Render every line of the entries below as a Markdown table with a "Row" column for the row number and a "Line" column for the line itself. Skip blank lines and leave the pictures out.

Begin RECORDS FOR THIS TASK

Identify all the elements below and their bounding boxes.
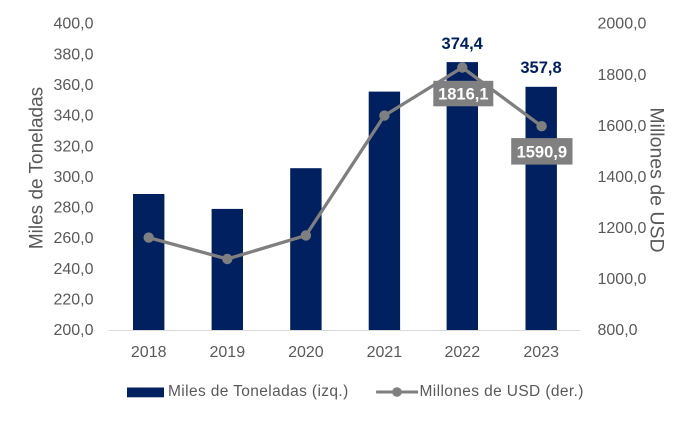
svg-text:2020: 2020	[288, 344, 324, 361]
svg-text:1000,0: 1000,0	[598, 271, 647, 288]
svg-text:2019: 2019	[210, 344, 246, 361]
svg-text:200,0: 200,0	[53, 322, 93, 339]
svg-text:380,0: 380,0	[53, 46, 93, 63]
svg-text:280,0: 280,0	[53, 200, 93, 217]
svg-text:1816,1: 1816,1	[438, 85, 488, 103]
svg-text:Miles de Toneladas: Miles de Toneladas	[27, 87, 48, 249]
svg-text:300,0: 300,0	[53, 169, 93, 186]
svg-text:2018: 2018	[131, 344, 167, 361]
svg-text:1600,0: 1600,0	[598, 118, 647, 135]
svg-text:Millones de USD (der.): Millones de USD (der.)	[420, 383, 584, 400]
svg-text:357,8: 357,8	[520, 59, 561, 77]
svg-text:360,0: 360,0	[53, 77, 93, 94]
svg-text:800,0: 800,0	[598, 322, 638, 339]
svg-text:1200,0: 1200,0	[598, 220, 647, 237]
svg-text:2022: 2022	[445, 344, 481, 361]
svg-text:Miles de Toneladas (izq.): Miles de Toneladas (izq.)	[168, 383, 349, 400]
svg-text:1800,0: 1800,0	[598, 67, 647, 84]
svg-text:240,0: 240,0	[53, 261, 93, 278]
svg-text:1400,0: 1400,0	[598, 169, 647, 186]
svg-text:2023: 2023	[523, 344, 559, 361]
svg-text:260,0: 260,0	[53, 230, 93, 247]
svg-text:340,0: 340,0	[53, 108, 93, 125]
svg-text:220,0: 220,0	[53, 292, 93, 309]
svg-text:1590,9: 1590,9	[517, 143, 567, 161]
svg-text:400,0: 400,0	[53, 16, 93, 33]
svg-text:Millones de USD: Millones de USD	[646, 107, 668, 252]
svg-text:2021: 2021	[367, 344, 403, 361]
svg-text:374,4: 374,4	[442, 35, 484, 53]
svg-text:2000,0: 2000,0	[598, 16, 647, 33]
svg-text:320,0: 320,0	[53, 138, 93, 155]
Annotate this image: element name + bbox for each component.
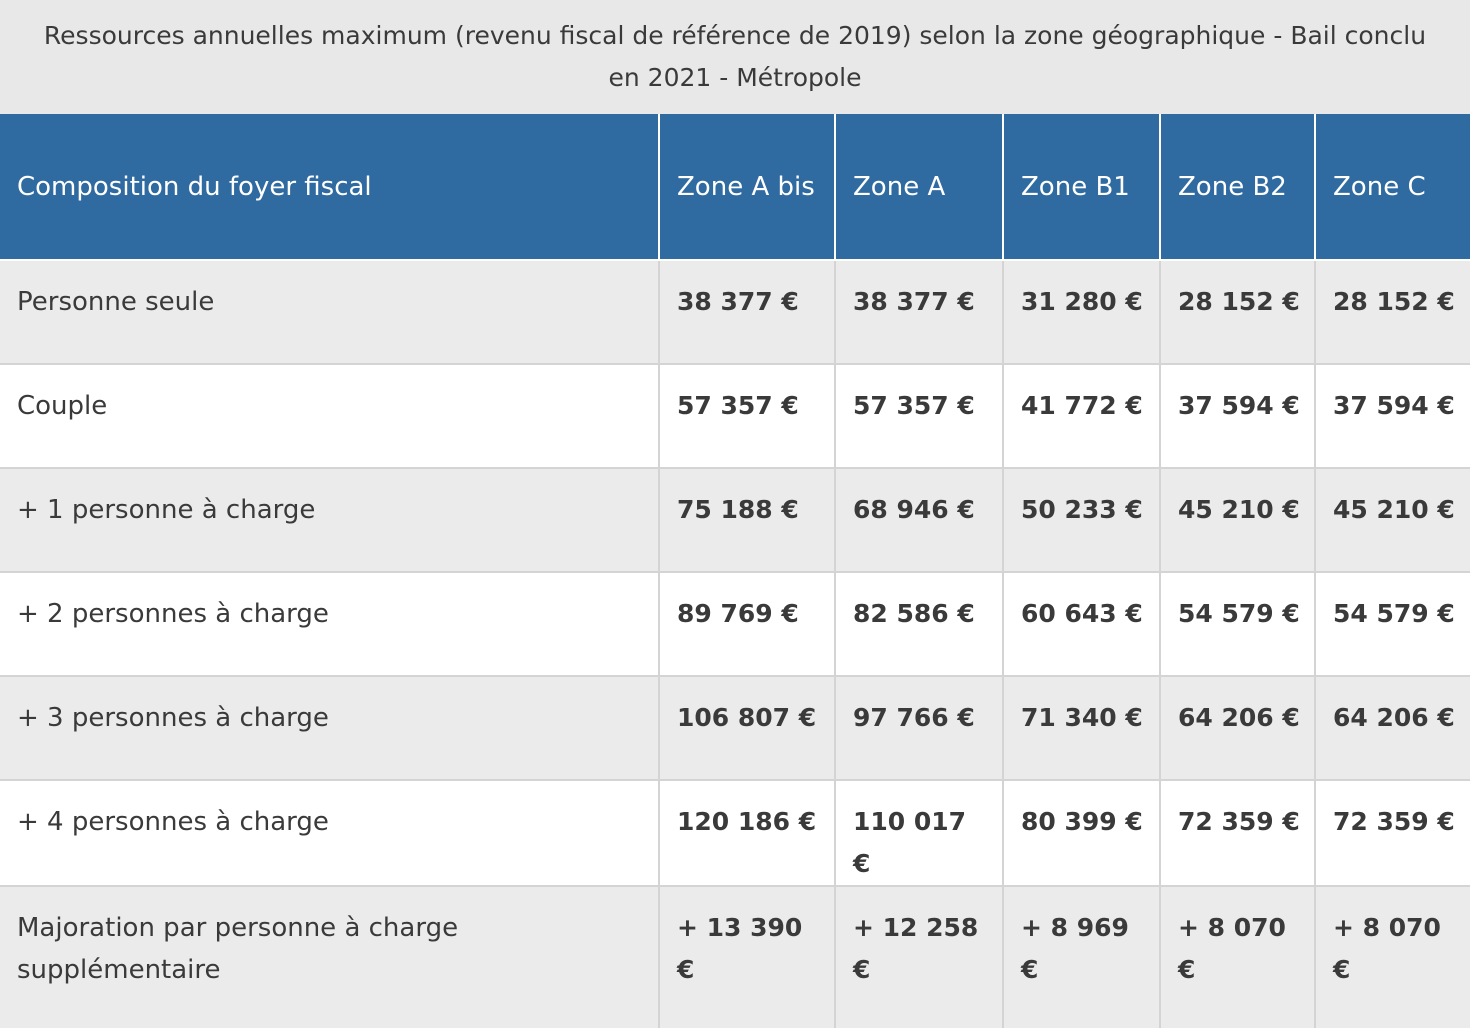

End RECORDS FOR THIS TASK

RESULT FOR THIS TASK:
| Row | Line |
|---|---|
| 1 | Identify all the elements below and their bounding boxes. |
| 2 | svg-text:2020: 2020	[288, 344, 324, 361] |
| 3 | svg-text:1000,0: 1000,0	[598, 271, 647, 288] |
| 4 | svg-text:2019: 2019	[210, 344, 246, 361] |
| 5 | svg-text:200,0: 200,0	[53, 322, 93, 339] |
| 6 | svg-text:380,0: 380,0	[53, 46, 93, 63] |
| 7 | svg-text:280,0: 280,0	[53, 200, 93, 217] |
| 8 | svg-text:1816,1: 1816,1	[438, 85, 488, 103] |
| 9 | svg-text:Miles de Toneladas: Miles de Toneladas	[27, 87, 48, 249] |
| 10 | svg-text:300,0: 300,0	[53, 169, 93, 186] |
| 11 | svg-text:2018: 2018	[131, 344, 167, 361] |
| 12 | svg-text:1600,0: 1600,0	[598, 118, 647, 135] |
| 13 | svg-text:Millones de USD (der.): Millones de USD (der.)	[420, 383, 584, 400] |
| 14 | svg-text:357,8: 357,8	[520, 59, 561, 77] |
| 15 | svg-text:360,0: 360,0	[53, 77, 93, 94] |
| 16 | svg-text:800,0: 800,0	[598, 322, 638, 339] |
| 17 | svg-text:1200,0: 1200,0	[598, 220, 647, 237] |
| 18 | svg-text:2022: 2022	[445, 344, 481, 361] |
| 19 | svg-text:Miles de Toneladas (izq.): Miles de Toneladas (izq.)	[168, 383, 349, 400] |
| 20 | svg-text:1800,0: 1800,0	[598, 67, 647, 84] |
| 21 | svg-text:240,0: 240,0	[53, 261, 93, 278] |
| 22 | svg-text:1400,0: 1400,0	[598, 169, 647, 186] |
| 23 | svg-text:2023: 2023	[523, 344, 559, 361] |
| 24 | svg-text:260,0: 260,0	[53, 230, 93, 247] |
| 25 | svg-text:340,0: 340,0	[53, 108, 93, 125] |
| 26 | svg-text:220,0: 220,0	[53, 292, 93, 309] |
| 27 | svg-text:1590,9: 1590,9	[517, 143, 567, 161] |
| 28 | svg-text:400,0: 400,0	[53, 16, 93, 33] |
| 29 | svg-text:Millones de USD: Millones de USD	[646, 107, 668, 252] |
| 30 | svg-text:2021: 2021	[367, 344, 403, 361] |
| 31 | svg-text:374,4: 374,4	[442, 35, 484, 53] |
| 32 | svg-text:2000,0: 2000,0	[598, 16, 647, 33] |
| 33 | svg-text:320,0: 320,0	[53, 138, 93, 155] |
| 34 | Annotate this image: element name + bbox for each component. |